# Task details:
Retype all material exactly. Pictures stay out of the copy.

[Source records]

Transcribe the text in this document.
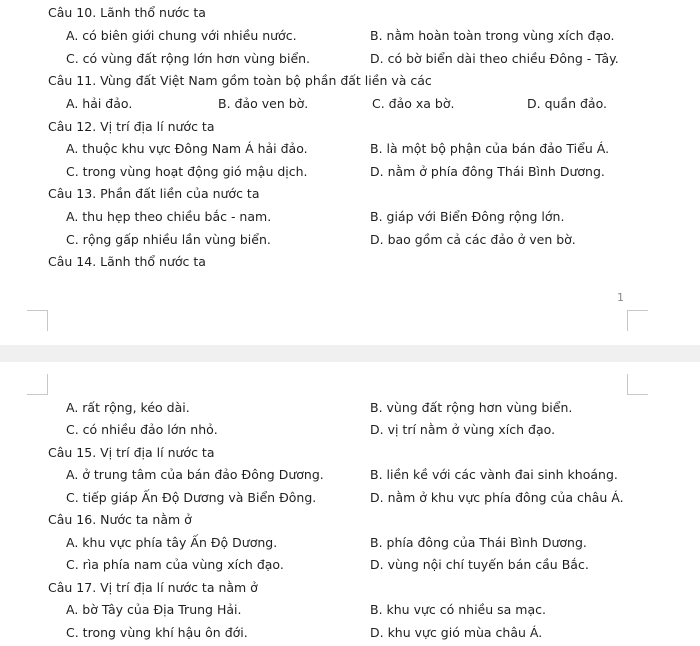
Câu 10. Lãnh thổ nước ta
A. có biên giới chung với nhiều nước.	B. nằm hoàn toàn trong vùng xích đạo.
C. có vùng đất rộng lớn hơn vùng biển.	D. có bờ biển dài theo chiều Đông - Tây.
Câu 11. Vùng đất Việt Nam gồm toàn bộ phần đất liền và các
A. hải đảo.	B. đảo ven bờ.	C. đảo xa bờ.	D. quần đảo.
Câu 12. Vị trí địa lí nước ta
A. thuộc khu vực Đông Nam Á hải đảo.	B. là một bộ phận của bán đảo Tiểu Á.
C. trong vùng hoạt động gió mậu dịch.	D. nằm ở phía đông Thái Bình Dương.
Câu 13. Phần đất liền của nước ta
A. thu hẹp theo chiều bắc - nam.	B. giáp với Biển Đông rộng lớn.
C. rộng gấp nhiều lần vùng biển.	D. bao gồm cả các đảo ở ven bờ.
Câu 14. Lãnh thổ nước ta
1
A. rất rộng, kéo dài.	B. vùng đất rộng hơn vùng biển.
C. có nhiều đảo lớn nhỏ.	D. vị trí nằm ở vùng xích đạo.
Câu 15. Vị trí địa lí nước ta
A. ở trung tâm của bán đảo Đông Dương.	B. liền kề với các vành đai sinh khoáng.
C. tiếp giáp Ấn Độ Dương và Biển Đông.	D. nằm ở khu vực phía đông của châu Á.
Câu 16. Nước ta nằm ở
A. khu vực phía tây Ấn Độ Dương.	B. phía đông của Thái Bình Dương.
C. rìa phía nam của vùng xích đạo.	D. vùng nội chí tuyến bán cầu Bắc.
Câu 17. Vị trí địa lí nước ta nằm ở
A. bờ Tây của Địa Trung Hải.	B. khu vực có nhiều sa mạc.
C. trong vùng khí hậu ôn đới.	D. khu vực gió mùa châu Á.
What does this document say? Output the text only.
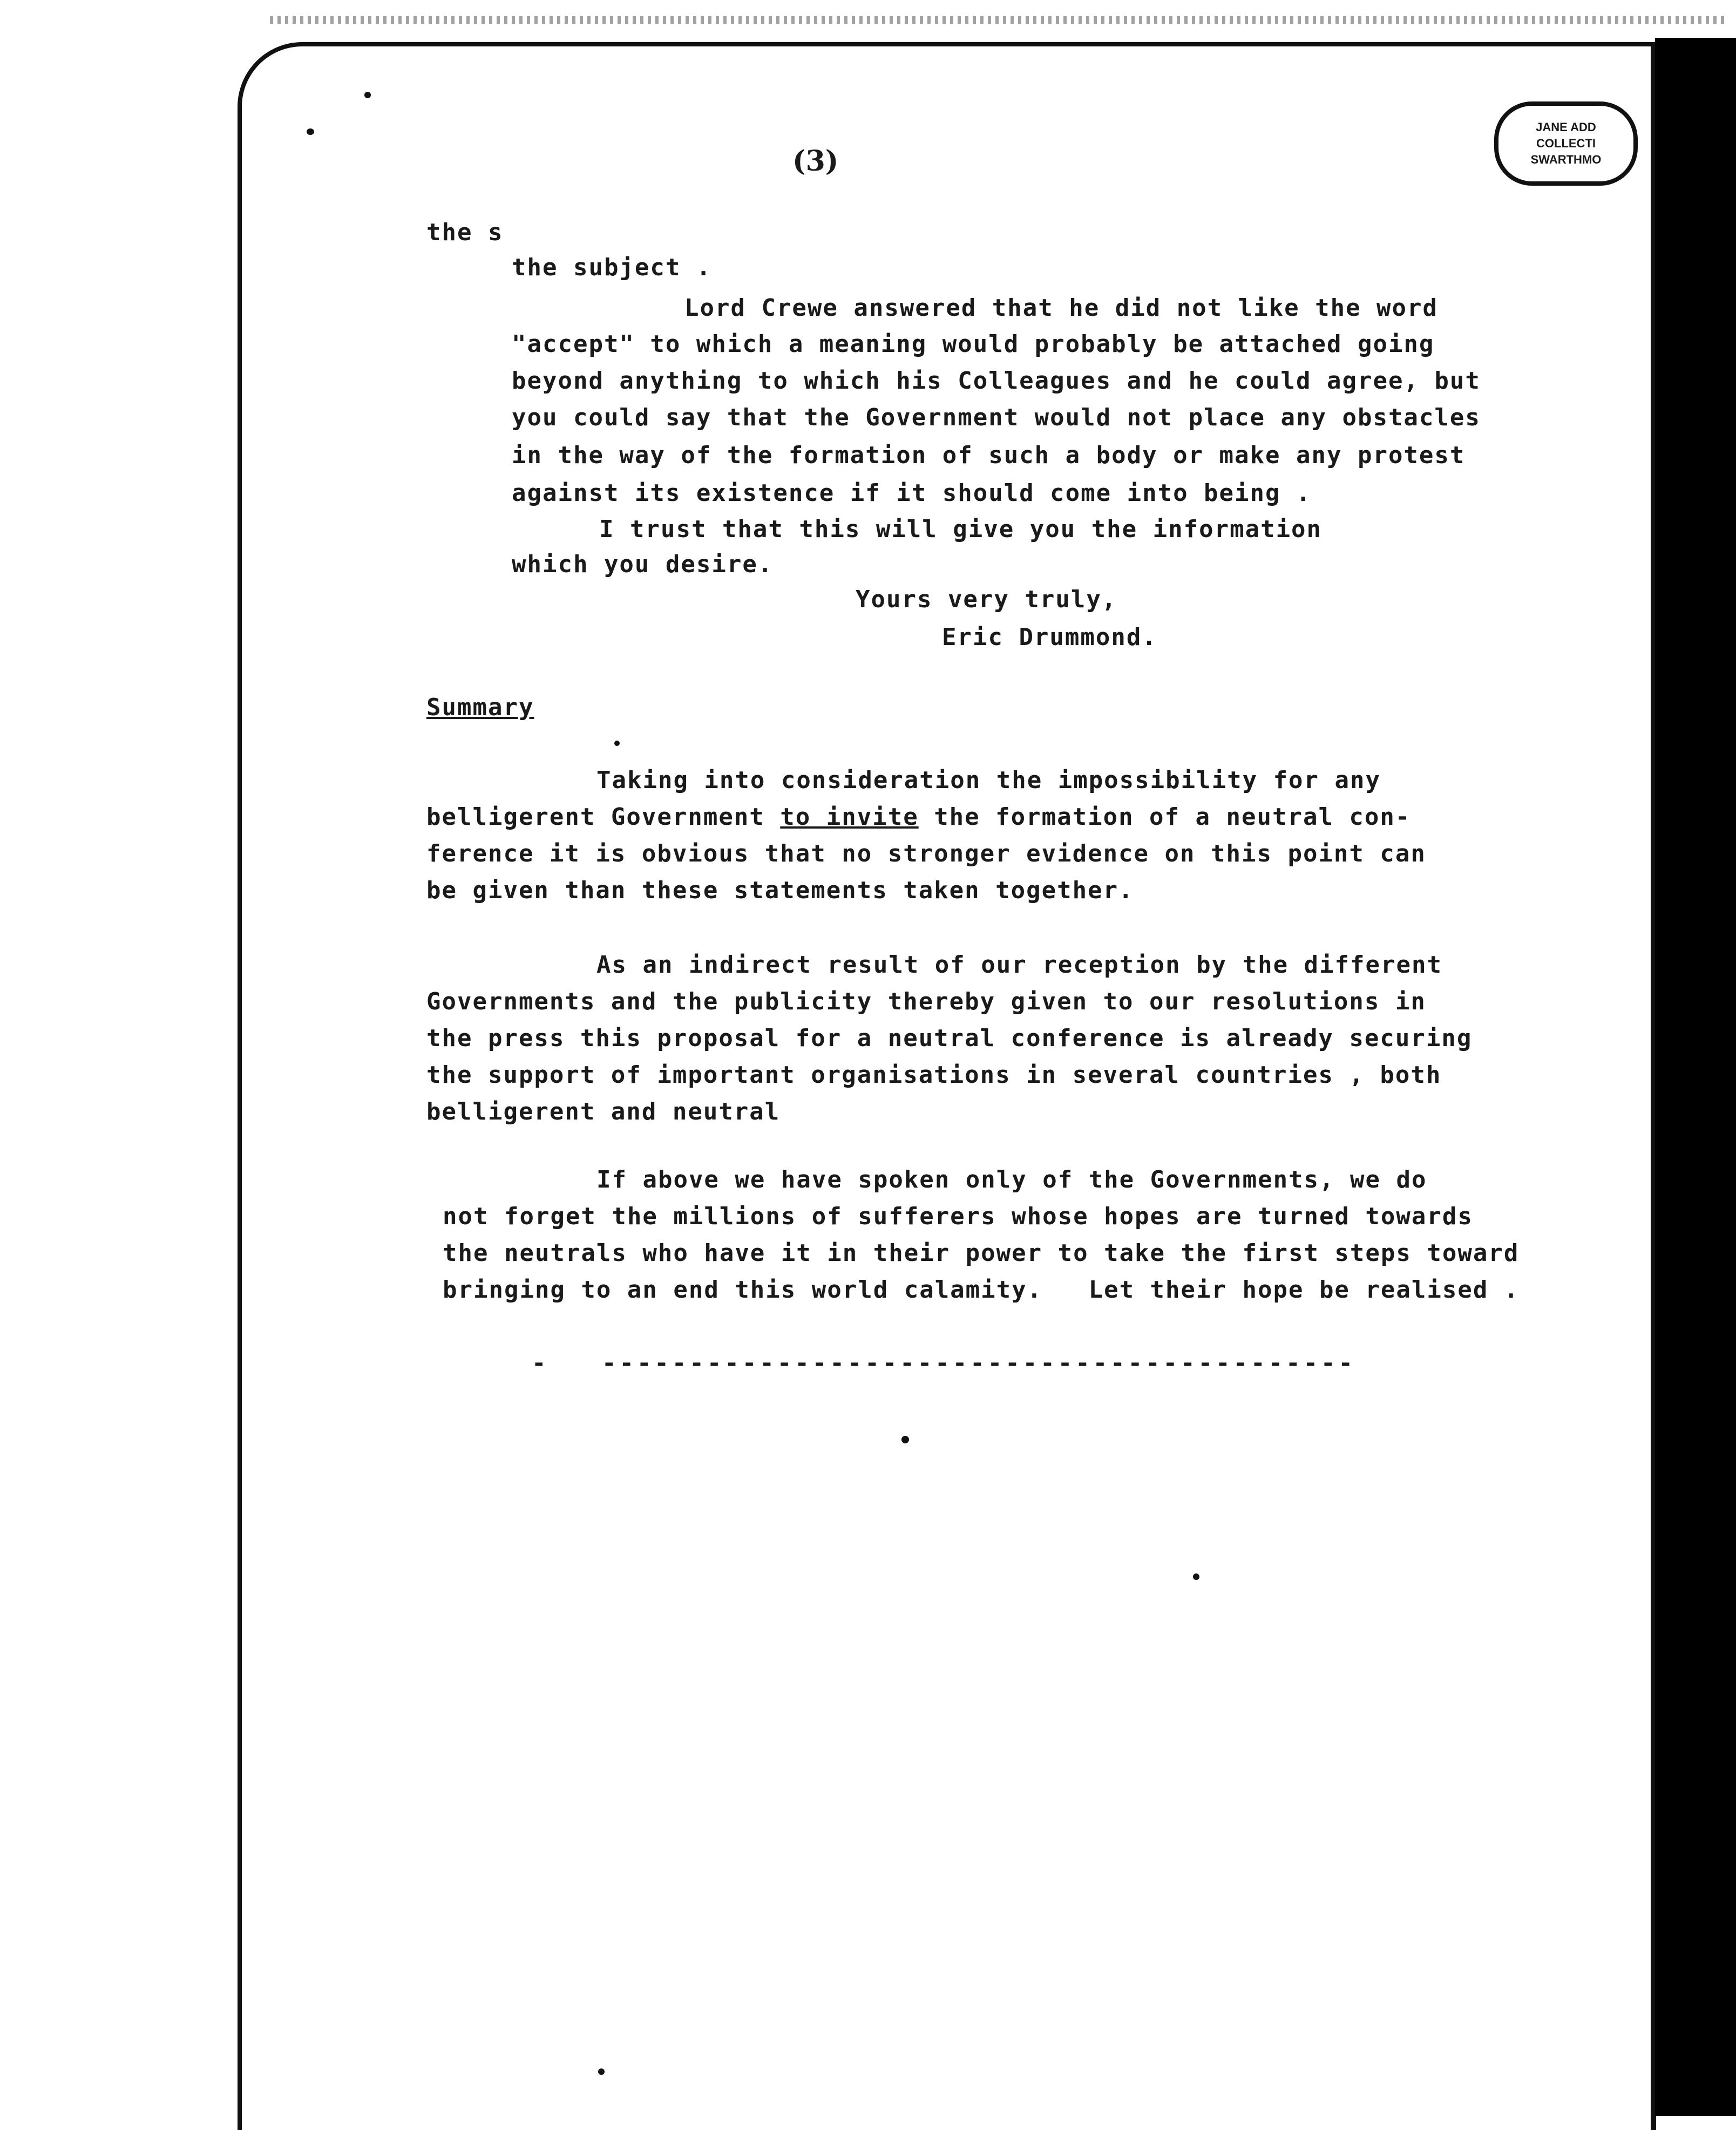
JANE ADD
COLLECTI
SWARTHMO
(3)
the s
the subject .
Lord Crewe answered that he did not like the word
"accept" to which a meaning would probably be attached going
beyond anything to which his Colleagues and he could agree, but
you could say that the Government would not place any obstacles
in the way of the formation of such a body or make any protest
against its existence if it should come into being .
I trust that this will give you the information
which you desire.
Yours very truly,
Eric Drummond.
Summary
Taking into consideration the impossibility for any
belligerent Government to invite the formation of a neutral con-
ference it is obvious that no stronger evidence on this point can
be given than these statements taken together.
As an indirect result of our reception by the different
Governments and the publicity thereby given to our resolutions in
the press this proposal for a neutral conference is already securing
the support of important organisations in several countries , both
belligerent and neutral
If above we have spoken only of the Governments, we do
not forget the millions of sufferers whose hopes are turned towards
the neutrals who have it in their power to take the first steps toward
bringing to an end this world calamity.   Let their hope be realised .
-   -------------------------------------------
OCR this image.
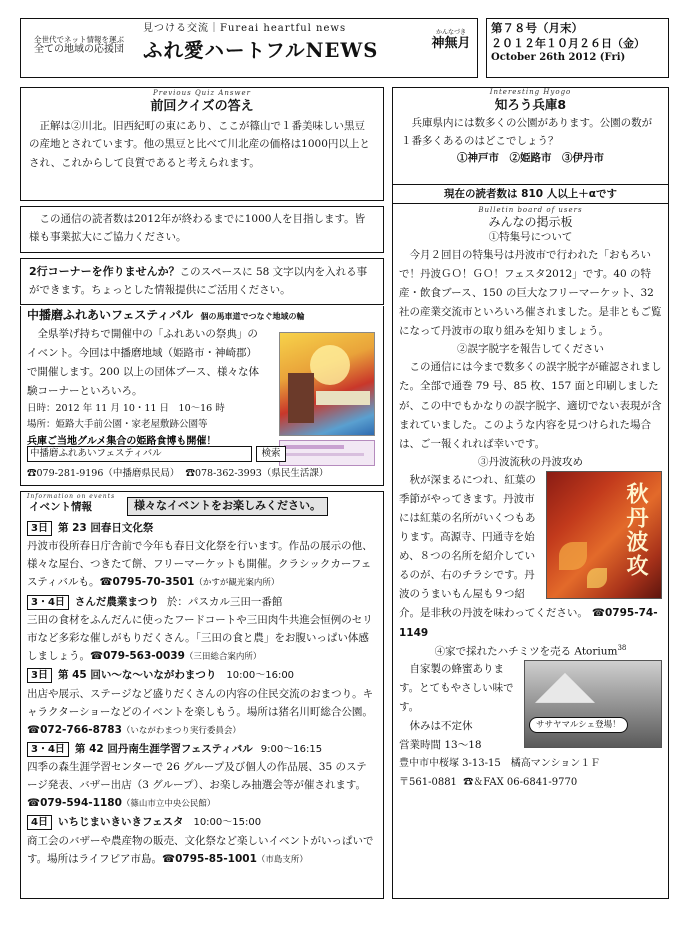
全世代でネット情報を運ぶ
全ての地域の応援団
見つける交流｜Fureai heartful news
ふれ愛ハートフルNEWS
かんなづき
神無月
第７８号（月末）
２０１２年１０月２６日（金）
October 26th 2012 (Fri)
Previous Quiz Answer
前回クイズの答え

正解は②川北。旧西紀町の東にあり、ここが篠山で１番美味しい黒豆の産地とされています。他の黒豆と比べて川北産の価格は1000円以上とされ、これからして良質であると考えられます。

この通信の読者数は2012年が終わるまでに1000人を目指します。皆様も事業拡大にご協力ください。

2行コーナーを作りませんか？このスペースに 58 文字以内を入れる事ができます。ちょっとした情報提供にご活用ください。

中播磨ふれあいフェスティバル 個の馬車道でつなぐ地域の輪

全県挙げ持ちで開催中の「ふれあいの祭典」のイベント。今回は中播磨地域（姫路市・神崎郡）で開催します。200 以上の団体ブース、様々な体験コーナーといろいろ。

日時：2012 年 11 月 10・11 日　10～16 時
場所：姫路大手前公園・家老屋敷跡公園等
兵庫ご当地グルメ集合の姫路食博も開催！
中播磨ふれあいフェスティバル	検索
☎ 079-281-9196（中播磨県民局） ☎ 078-362-3993（県民生活課）
Information on events
イベント情報	様々なイベントをお楽しみください。
3日 第 23 回春日文化祭

丹波市役所春日庁舎前で今年も春日文化祭を行います。作品の展示の他、様々な屋台、つきたて餅、フリーマーケットも開催。クラシックカーフェスティバルも。 ☎ 0795-70-3501（かすが観光案内所）

3・4日 さんだ農業まつり 於：パスカル三田一番館

三田の食材をふんだんに使ったフードコートや三田肉牛共進会恒例のセリ市など多彩な催しがもりだくさん。「三田の食と農」をお腹いっぱい体感しましょう。 ☎ 079-563-0039（三田総合案内所）

3日 第 45 回い～な～いながわまつり 10:00～16:00

出店や展示、ステージなど盛りだくさんの内容の住民交流のおまつり。キャラクターショーなどのイベントを楽しもう。場所は猪名川町総合公園。☎ 072-766-8783（いながわまつり実行委員会）

3・4日 第 42 回丹南生涯学習フェスティバル 9:00～16:15

四季の森生涯学習センターで 26 グループ及び個人の作品展、35 のステージ発表、バザー出店（3 グループ）、お楽しみ抽選会等が催されます。☎ 079-594-1180（篠山市立中央公民館）

4日 いちじまいきいきフェスタ 10:00～15:00

商工会のバザーや農産物の販売、文化祭など楽しいイベントがいっぱいです。場所はライフピア市島。 ☎ 0795-85-1001（市島支所）

Interesting Hyogo
知ろう兵庫8

兵庫県内には数多くの公園があります。公園の数が１番多くあるのはどこでしょう？

①神戸市　②姫路市　③伊丹市
現在の読者数は 810 人以上＋αです
Bulletin board of users
みんなの掲示板
①特集号について

今月２回目の特集号は丹波市で行われた「おもろいで！丹波ＧＯ！ＧＯ！フェスタ2012」です。40 の特産・飲食ブース、150 の巨大なフリーマーケット、32 社の産業交流市といろいろ催されました。是非ともご覧になって丹波市の取り組みを知りましょう。

②誤字脱字を報告してください

この通信には今まで数多くの誤字脱字が確認されました。全部で通巻 79 号、85 枚、157 面と印刷しましたが、この中でもかなりの誤字脱字、適切でない表現が含まれていました。このような内容を見つけられた場合は、ご一報くれれば幸いです。

③丹波流秋の丹波攻め
秋丹波攻

秋が深まるにつれ、紅葉の季節がやってきます。丹波市には紅葉の名所がいくつもあります。高源寺、円通寺を始め、８つの名所を紹介しているのが、右のチラシです。丹波のうまいもん屋も９つ紹介。是非秋の丹波を味わってください。 ☎ 0795-74-1149

④家で採れたハチミツを売る Atorium$^{38}$
ササヤマルシェ登場！

自家製の蜂蜜あります。とてもやさしい味です。

休みは不定休
営業時間 13～18
豊中市中桜塚 3-13-15　橘高マンション１Ｆ
〒561-0881 ☎ ＆FAX 06-6841-9770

# Solution:
Transcribe the text in this document.
Câu 10. Lãnh thổ nước ta
A. có biên giới chung với nhiều nước.	B. nằm hoàn toàn trong vùng xích đạo.
C. có vùng đất rộng lớn hơn vùng biển.	D. có bờ biển dài theo chiều Đông - Tây.
Câu 11. Vùng đất Việt Nam gồm toàn bộ phần đất liền và các
A. hải đảo.	B. đảo ven bờ.	C. đảo xa bờ.	D. quần đảo.
Câu 12. Vị trí địa lí nước ta
A. thuộc khu vực Đông Nam Á hải đảo.	B. là một bộ phận của bán đảo Tiểu Á.
C. trong vùng hoạt động gió mậu dịch.	D. nằm ở phía đông Thái Bình Dương.
Câu 13. Phần đất liền của nước ta
A. thu hẹp theo chiều bắc - nam.	B. giáp với Biển Đông rộng lớn.
C. rộng gấp nhiều lần vùng biển.	D. bao gồm cả các đảo ở ven bờ.
Câu 14. Lãnh thổ nước ta
1
A. rất rộng, kéo dài.	B. vùng đất rộng hơn vùng biển.
C. có nhiều đảo lớn nhỏ.	D. vị trí nằm ở vùng xích đạo.
Câu 15. Vị trí địa lí nước ta
A. ở trung tâm của bán đảo Đông Dương.	B. liền kề với các vành đai sinh khoáng.
C. tiếp giáp Ấn Độ Dương và Biển Đông.	D. nằm ở khu vực phía đông của châu Á.
Câu 16. Nước ta nằm ở
A. khu vực phía tây Ấn Độ Dương.	B. phía đông của Thái Bình Dương.
C. rìa phía nam của vùng xích đạo.	D. vùng nội chí tuyến bán cầu Bắc.
Câu 17. Vị trí địa lí nước ta nằm ở
A. bờ Tây của Địa Trung Hải.	B. khu vực có nhiều sa mạc.
C. trong vùng khí hậu ôn đới.	D. khu vực gió mùa châu Á.
What does this document say? Output the text only.
JANE ADD
COLLECTI
SWARTHMO
(3)
the s
the subject .
Lord Crewe answered that he did not like the word
"accept" to which a meaning would probably be attached going
beyond anything to which his Colleagues and he could agree, but
you could say that the Government would not place any obstacles
in the way of the formation of such a body or make any protest
against its existence if it should come into being .
I trust that this will give you the information
which you desire.
Yours very truly,
Eric Drummond.
Summary
Taking into consideration the impossibility for any
belligerent Government to invite the formation of a neutral con-
ference it is obvious that no stronger evidence on this point can
be given than these statements taken together.
As an indirect result of our reception by the different
Governments and the publicity thereby given to our resolutions in
the press this proposal for a neutral conference is already securing
the support of important organisations in several countries , both
belligerent and neutral
If above we have spoken only of the Governments, we do
not forget the millions of sufferers whose hopes are turned towards
the neutrals who have it in their power to take the first steps toward
bringing to an end this world calamity.   Let their hope be realised .
-   -------------------------------------------
OCR this image.
全世代でネット情報を運ぶ
全ての地域の応援団
見つける交流｜Fureai heartful news
ふれ愛ハートフルNEWS
かんなづき
神無月
第７８号（月末）
２０１２年１０月２６日（金）
October 26th 2012 (Fri)
Previous Quiz Answer
前回クイズの答え

正解は②川北。旧西紀町の東にあり、ここが篠山で１番美味しい黒豆の産地とされています。他の黒豆と比べて川北産の価格は1000円以上とされ、これからして良質であると考えられます。

この通信の読者数は2012年が終わるまでに1000人を目指します。皆様も事業拡大にご協力ください。

2行コーナーを作りませんか？このスペースに 58 文字以内を入れる事ができます。ちょっとした情報提供にご活用ください。

中播磨ふれあいフェスティバル 個の馬車道でつなぐ地域の輪

全県挙げ持ちで開催中の「ふれあいの祭典」のイベント。今回は中播磨地域（姫路市・神崎郡）で開催します。200 以上の団体ブース、様々な体験コーナーといろいろ。

日時：2012 年 11 月 10・11 日　10～16 時
場所：姫路大手前公園・家老屋敷跡公園等
兵庫ご当地グルメ集合の姫路食博も開催！
中播磨ふれあいフェスティバル	検索
☎ 079-281-9196（中播磨県民局） ☎ 078-362-3993（県民生活課）
Information on events
イベント情報	様々なイベントをお楽しみください。
3日 第 23 回春日文化祭

丹波市役所春日庁舎前で今年も春日文化祭を行います。作品の展示の他、様々な屋台、つきたて餅、フリーマーケットも開催。クラシックカーフェスティバルも。 ☎ 0795-70-3501（かすが観光案内所）

3・4日 さんだ農業まつり 於：パスカル三田一番館

三田の食材をふんだんに使ったフードコートや三田肉牛共進会恒例のセリ市など多彩な催しがもりだくさん。「三田の食と農」をお腹いっぱい体感しましょう。 ☎ 079-563-0039（三田総合案内所）

3日 第 45 回い～な～いながわまつり 10:00～16:00

出店や展示、ステージなど盛りだくさんの内容の住民交流のおまつり。キャラクターショーなどのイベントを楽しもう。場所は猪名川町総合公園。☎ 072-766-8783（いながわまつり実行委員会）

3・4日 第 42 回丹南生涯学習フェスティバル 9:00～16:15

四季の森生涯学習センターで 26 グループ及び個人の作品展、35 のステージ発表、バザー出店（3 グループ）、お楽しみ抽選会等が催されます。☎ 079-594-1180（篠山市立中央公民館）

4日 いちじまいきいきフェスタ 10:00～15:00

商工会のバザーや農産物の販売、文化祭など楽しいイベントがいっぱいです。場所はライフピア市島。 ☎ 0795-85-1001（市島支所）

Interesting Hyogo
知ろう兵庫8

兵庫県内には数多くの公園があります。公園の数が１番多くあるのはどこでしょう？

①神戸市　②姫路市　③伊丹市
現在の読者数は 810 人以上＋αです
Bulletin board of users
みんなの掲示板
①特集号について

今月２回目の特集号は丹波市で行われた「おもろいで！丹波ＧＯ！ＧＯ！フェスタ2012」です。40 の特産・飲食ブース、150 の巨大なフリーマーケット、32 社の産業交流市といろいろ催されました。是非ともご覧になって丹波市の取り組みを知りましょう。

②誤字脱字を報告してください

この通信には今まで数多くの誤字脱字が確認されました。全部で通巻 79 号、85 枚、157 面と印刷しましたが、この中でもかなりの誤字脱字、適切でない表現が含まれていました。このような内容を見つけられた場合は、ご一報くれれば幸いです。

③丹波流秋の丹波攻め
秋丹波攻

秋が深まるにつれ、紅葉の季節がやってきます。丹波市には紅葉の名所がいくつもあります。高源寺、円通寺を始め、８つの名所を紹介しているのが、右のチラシです。丹波のうまいもん屋も９つ紹介。是非秋の丹波を味わってください。 ☎ 0795-74-1149

④家で採れたハチミツを売る Atorium$^{38}$
ササヤマルシェ登場！

自家製の蜂蜜あります。とてもやさしい味です。

休みは不定休
営業時間 13～18
豊中市中桜塚 3-13-15　橘高マンション１Ｆ
〒561-0881 ☎ ＆FAX 06-6841-9770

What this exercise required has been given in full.